* **Given request**:
Reproduce each line exactly.

[Saved entries]
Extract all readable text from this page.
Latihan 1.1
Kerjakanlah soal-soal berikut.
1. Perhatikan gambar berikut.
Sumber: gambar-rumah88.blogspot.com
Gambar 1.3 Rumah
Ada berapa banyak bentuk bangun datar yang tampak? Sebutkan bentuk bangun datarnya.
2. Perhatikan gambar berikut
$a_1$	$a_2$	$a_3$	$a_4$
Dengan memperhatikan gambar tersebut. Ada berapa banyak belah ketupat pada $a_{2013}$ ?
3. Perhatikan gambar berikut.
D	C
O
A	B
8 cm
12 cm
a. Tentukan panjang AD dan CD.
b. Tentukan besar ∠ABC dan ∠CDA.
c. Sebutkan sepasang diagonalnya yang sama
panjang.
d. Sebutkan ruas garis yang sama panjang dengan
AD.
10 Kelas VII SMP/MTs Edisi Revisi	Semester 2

* **Finished exercise**:
Extract all readable text from this page.
Latihan 1.1
Kerjakanlah soal-soal berikut.
1. Perhatikan gambar berikut.
Sumber: gambar-rumah88.blogspot.com
Gambar 1.3 Rumah
Ada berapa banyak bentuk bangun datar yang tampak? Sebutkan bentuk bangun datarnya.
2. Perhatikan gambar berikut
$a_1$	$a_2$	$a_3$	$a_4$
Dengan memperhatikan gambar tersebut. Ada berapa banyak belah ketupat pada $a_{2013}$ ?
3. Perhatikan gambar berikut.
D	C
O
A	B
8 cm
12 cm
a. Tentukan panjang AD dan CD.
b. Tentukan besar ∠ABC dan ∠CDA.
c. Sebutkan sepasang diagonalnya yang sama
panjang.
d. Sebutkan ruas garis yang sama panjang dengan
AD.
10 Kelas VII SMP/MTs Edisi Revisi	Semester 2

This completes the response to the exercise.